___ Stored records
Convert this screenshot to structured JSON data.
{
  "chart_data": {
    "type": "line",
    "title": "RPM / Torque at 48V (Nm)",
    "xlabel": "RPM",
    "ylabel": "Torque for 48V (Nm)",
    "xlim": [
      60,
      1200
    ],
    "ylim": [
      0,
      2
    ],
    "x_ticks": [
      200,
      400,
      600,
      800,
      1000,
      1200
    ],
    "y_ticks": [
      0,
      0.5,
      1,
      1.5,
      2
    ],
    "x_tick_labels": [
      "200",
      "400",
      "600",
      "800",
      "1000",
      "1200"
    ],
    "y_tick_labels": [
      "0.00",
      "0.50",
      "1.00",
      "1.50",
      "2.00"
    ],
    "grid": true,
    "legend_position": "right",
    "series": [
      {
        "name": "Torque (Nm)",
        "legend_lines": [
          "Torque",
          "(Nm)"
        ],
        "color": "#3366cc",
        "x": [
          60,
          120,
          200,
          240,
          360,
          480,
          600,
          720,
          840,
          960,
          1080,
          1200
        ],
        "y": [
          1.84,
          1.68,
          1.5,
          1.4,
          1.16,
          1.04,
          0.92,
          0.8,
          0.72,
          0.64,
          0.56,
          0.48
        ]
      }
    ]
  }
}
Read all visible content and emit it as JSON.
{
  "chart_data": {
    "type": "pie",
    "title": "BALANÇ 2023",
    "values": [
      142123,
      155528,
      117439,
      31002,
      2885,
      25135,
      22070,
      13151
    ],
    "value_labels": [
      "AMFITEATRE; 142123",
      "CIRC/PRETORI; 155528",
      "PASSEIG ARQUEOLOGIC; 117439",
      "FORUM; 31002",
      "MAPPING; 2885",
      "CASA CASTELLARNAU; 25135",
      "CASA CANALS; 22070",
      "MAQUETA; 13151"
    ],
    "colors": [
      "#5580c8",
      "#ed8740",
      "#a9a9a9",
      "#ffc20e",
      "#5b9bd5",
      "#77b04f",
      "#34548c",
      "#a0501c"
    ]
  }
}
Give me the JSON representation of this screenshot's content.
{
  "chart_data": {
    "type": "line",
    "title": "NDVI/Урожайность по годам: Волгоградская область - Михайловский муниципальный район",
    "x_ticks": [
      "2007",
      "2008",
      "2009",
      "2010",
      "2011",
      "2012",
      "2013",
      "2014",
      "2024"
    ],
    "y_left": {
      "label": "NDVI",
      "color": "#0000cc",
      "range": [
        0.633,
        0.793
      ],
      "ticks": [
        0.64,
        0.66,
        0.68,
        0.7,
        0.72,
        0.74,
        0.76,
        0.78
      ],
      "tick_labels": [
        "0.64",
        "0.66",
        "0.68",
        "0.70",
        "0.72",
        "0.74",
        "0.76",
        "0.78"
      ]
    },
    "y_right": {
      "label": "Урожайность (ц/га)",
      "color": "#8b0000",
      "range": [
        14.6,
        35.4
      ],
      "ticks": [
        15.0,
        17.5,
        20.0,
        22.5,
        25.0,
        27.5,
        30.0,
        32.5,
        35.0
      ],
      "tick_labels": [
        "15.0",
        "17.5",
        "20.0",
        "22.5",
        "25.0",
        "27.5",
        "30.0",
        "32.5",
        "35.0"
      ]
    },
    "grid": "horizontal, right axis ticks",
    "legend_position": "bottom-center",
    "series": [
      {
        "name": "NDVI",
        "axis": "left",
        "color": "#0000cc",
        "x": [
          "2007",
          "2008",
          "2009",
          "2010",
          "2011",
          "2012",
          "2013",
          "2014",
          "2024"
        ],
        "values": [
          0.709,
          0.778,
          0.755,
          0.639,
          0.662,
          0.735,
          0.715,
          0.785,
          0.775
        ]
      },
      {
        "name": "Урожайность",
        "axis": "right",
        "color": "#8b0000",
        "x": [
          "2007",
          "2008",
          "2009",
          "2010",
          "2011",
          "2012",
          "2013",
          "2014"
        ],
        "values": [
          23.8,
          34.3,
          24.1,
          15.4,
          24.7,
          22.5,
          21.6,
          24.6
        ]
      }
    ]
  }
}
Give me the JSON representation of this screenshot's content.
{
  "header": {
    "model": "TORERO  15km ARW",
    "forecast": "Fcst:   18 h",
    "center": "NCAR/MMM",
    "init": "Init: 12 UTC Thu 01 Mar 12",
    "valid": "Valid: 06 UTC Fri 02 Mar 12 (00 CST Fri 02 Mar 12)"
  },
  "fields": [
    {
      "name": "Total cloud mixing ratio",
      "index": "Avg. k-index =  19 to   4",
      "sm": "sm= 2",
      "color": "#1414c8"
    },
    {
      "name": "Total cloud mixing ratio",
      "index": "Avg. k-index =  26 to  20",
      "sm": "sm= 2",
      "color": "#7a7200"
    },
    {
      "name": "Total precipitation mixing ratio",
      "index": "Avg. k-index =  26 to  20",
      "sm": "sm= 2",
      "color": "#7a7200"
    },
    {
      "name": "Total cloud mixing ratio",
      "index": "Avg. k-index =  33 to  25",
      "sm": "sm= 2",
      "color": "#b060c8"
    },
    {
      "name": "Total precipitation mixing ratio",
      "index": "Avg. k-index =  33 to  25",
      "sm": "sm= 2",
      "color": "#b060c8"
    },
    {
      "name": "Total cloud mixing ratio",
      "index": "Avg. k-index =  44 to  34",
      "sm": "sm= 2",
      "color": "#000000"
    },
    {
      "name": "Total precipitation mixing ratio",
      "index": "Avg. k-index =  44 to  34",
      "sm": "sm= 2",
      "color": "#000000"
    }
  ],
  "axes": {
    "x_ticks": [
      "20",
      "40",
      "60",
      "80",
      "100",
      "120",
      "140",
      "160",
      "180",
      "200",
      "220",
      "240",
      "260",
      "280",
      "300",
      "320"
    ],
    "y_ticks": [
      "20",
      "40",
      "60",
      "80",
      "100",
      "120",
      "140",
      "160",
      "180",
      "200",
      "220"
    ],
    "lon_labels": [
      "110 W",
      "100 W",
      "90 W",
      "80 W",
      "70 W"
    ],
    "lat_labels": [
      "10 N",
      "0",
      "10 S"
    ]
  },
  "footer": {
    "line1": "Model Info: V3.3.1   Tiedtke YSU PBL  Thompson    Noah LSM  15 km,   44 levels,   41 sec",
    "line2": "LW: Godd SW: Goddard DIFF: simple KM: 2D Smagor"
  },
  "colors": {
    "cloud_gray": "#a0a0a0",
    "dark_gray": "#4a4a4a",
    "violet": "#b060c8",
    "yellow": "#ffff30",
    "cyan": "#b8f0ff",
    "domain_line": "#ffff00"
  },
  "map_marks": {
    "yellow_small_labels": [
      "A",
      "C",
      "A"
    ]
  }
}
______
> [Given task] Copy out all of the records above with nothing altered.

> [Answer for this exercise]
Convert this screenshot to structured JSON data.
{
  "chart_data": {
    "type": "line",
    "title": "RPM / Torque at 48V (Nm)",
    "xlabel": "RPM",
    "ylabel": "Torque for 48V (Nm)",
    "xlim": [
      60,
      1200
    ],
    "ylim": [
      0,
      2
    ],
    "x_ticks": [
      200,
      400,
      600,
      800,
      1000,
      1200
    ],
    "y_ticks": [
      0,
      0.5,
      1,
      1.5,
      2
    ],
    "x_tick_labels": [
      "200",
      "400",
      "600",
      "800",
      "1000",
      "1200"
    ],
    "y_tick_labels": [
      "0.00",
      "0.50",
      "1.00",
      "1.50",
      "2.00"
    ],
    "grid": true,
    "legend_position": "right",
    "series": [
      {
        "name": "Torque (Nm)",
        "legend_lines": [
          "Torque",
          "(Nm)"
        ],
        "color": "#3366cc",
        "x": [
          60,
          120,
          200,
          240,
          360,
          480,
          600,
          720,
          840,
          960,
          1080,
          1200
        ],
        "y": [
          1.84,
          1.68,
          1.5,
          1.4,
          1.16,
          1.04,
          0.92,
          0.8,
          0.72,
          0.64,
          0.56,
          0.48
        ]
      }
    ]
  }
}
Read all visible content and emit it as JSON.
{
  "chart_data": {
    "type": "pie",
    "title": "BALANÇ 2023",
    "values": [
      142123,
      155528,
      117439,
      31002,
      2885,
      25135,
      22070,
      13151
    ],
    "value_labels": [
      "AMFITEATRE; 142123",
      "CIRC/PRETORI; 155528",
      "PASSEIG ARQUEOLOGIC; 117439",
      "FORUM; 31002",
      "MAPPING; 2885",
      "CASA CASTELLARNAU; 25135",
      "CASA CANALS; 22070",
      "MAQUETA; 13151"
    ],
    "colors": [
      "#5580c8",
      "#ed8740",
      "#a9a9a9",
      "#ffc20e",
      "#5b9bd5",
      "#77b04f",
      "#34548c",
      "#a0501c"
    ]
  }
}
Give me the JSON representation of this screenshot's content.
{
  "chart_data": {
    "type": "line",
    "title": "NDVI/Урожайность по годам: Волгоградская область - Михайловский муниципальный район",
    "x_ticks": [
      "2007",
      "2008",
      "2009",
      "2010",
      "2011",
      "2012",
      "2013",
      "2014",
      "2024"
    ],
    "y_left": {
      "label": "NDVI",
      "color": "#0000cc",
      "range": [
        0.633,
        0.793
      ],
      "ticks": [
        0.64,
        0.66,
        0.68,
        0.7,
        0.72,
        0.74,
        0.76,
        0.78
      ],
      "tick_labels": [
        "0.64",
        "0.66",
        "0.68",
        "0.70",
        "0.72",
        "0.74",
        "0.76",
        "0.78"
      ]
    },
    "y_right": {
      "label": "Урожайность (ц/га)",
      "color": "#8b0000",
      "range": [
        14.6,
        35.4
      ],
      "ticks": [
        15.0,
        17.5,
        20.0,
        22.5,
        25.0,
        27.5,
        30.0,
        32.5,
        35.0
      ],
      "tick_labels": [
        "15.0",
        "17.5",
        "20.0",
        "22.5",
        "25.0",
        "27.5",
        "30.0",
        "32.5",
        "35.0"
      ]
    },
    "grid": "horizontal, right axis ticks",
    "legend_position": "bottom-center",
    "series": [
      {
        "name": "NDVI",
        "axis": "left",
        "color": "#0000cc",
        "x": [
          "2007",
          "2008",
          "2009",
          "2010",
          "2011",
          "2012",
          "2013",
          "2014",
          "2024"
        ],
        "values": [
          0.709,
          0.778,
          0.755,
          0.639,
          0.662,
          0.735,
          0.715,
          0.785,
          0.775
        ]
      },
      {
        "name": "Урожайность",
        "axis": "right",
        "color": "#8b0000",
        "x": [
          "2007",
          "2008",
          "2009",
          "2010",
          "2011",
          "2012",
          "2013",
          "2014"
        ],
        "values": [
          23.8,
          34.3,
          24.1,
          15.4,
          24.7,
          22.5,
          21.6,
          24.6
        ]
      }
    ]
  }
}
Give me the JSON representation of this screenshot's content.
{
  "header": {
    "model": "TORERO  15km ARW",
    "forecast": "Fcst:   18 h",
    "center": "NCAR/MMM",
    "init": "Init: 12 UTC Thu 01 Mar 12",
    "valid": "Valid: 06 UTC Fri 02 Mar 12 (00 CST Fri 02 Mar 12)"
  },
  "fields": [
    {
      "name": "Total cloud mixing ratio",
      "index": "Avg. k-index =  19 to   4",
      "sm": "sm= 2",
      "color": "#1414c8"
    },
    {
      "name": "Total cloud mixing ratio",
      "index": "Avg. k-index =  26 to  20",
      "sm": "sm= 2",
      "color": "#7a7200"
    },
    {
      "name": "Total precipitation mixing ratio",
      "index": "Avg. k-index =  26 to  20",
      "sm": "sm= 2",
      "color": "#7a7200"
    },
    {
      "name": "Total cloud mixing ratio",
      "index": "Avg. k-index =  33 to  25",
      "sm": "sm= 2",
      "color": "#b060c8"
    },
    {
      "name": "Total precipitation mixing ratio",
      "index": "Avg. k-index =  33 to  25",
      "sm": "sm= 2",
      "color": "#b060c8"
    },
    {
      "name": "Total cloud mixing ratio",
      "index": "Avg. k-index =  44 to  34",
      "sm": "sm= 2",
      "color": "#000000"
    },
    {
      "name": "Total precipitation mixing ratio",
      "index": "Avg. k-index =  44 to  34",
      "sm": "sm= 2",
      "color": "#000000"
    }
  ],
  "axes": {
    "x_ticks": [
      "20",
      "40",
      "60",
      "80",
      "100",
      "120",
      "140",
      "160",
      "180",
      "200",
      "220",
      "240",
      "260",
      "280",
      "300",
      "320"
    ],
    "y_ticks": [
      "20",
      "40",
      "60",
      "80",
      "100",
      "120",
      "140",
      "160",
      "180",
      "200",
      "220"
    ],
    "lon_labels": [
      "110 W",
      "100 W",
      "90 W",
      "80 W",
      "70 W"
    ],
    "lat_labels": [
      "10 N",
      "0",
      "10 S"
    ]
  },
  "footer": {
    "line1": "Model Info: V3.3.1   Tiedtke YSU PBL  Thompson    Noah LSM  15 km,   44 levels,   41 sec",
    "line2": "LW: Godd SW: Goddard DIFF: simple KM: 2D Smagor"
  },
  "colors": {
    "cloud_gray": "#a0a0a0",
    "dark_gray": "#4a4a4a",
    "violet": "#b060c8",
    "yellow": "#ffff30",
    "cyan": "#b8f0ff",
    "domain_line": "#ffff00"
  },
  "map_marks": {
    "yellow_small_labels": [
      "A",
      "C",
      "A"
    ]
  }
}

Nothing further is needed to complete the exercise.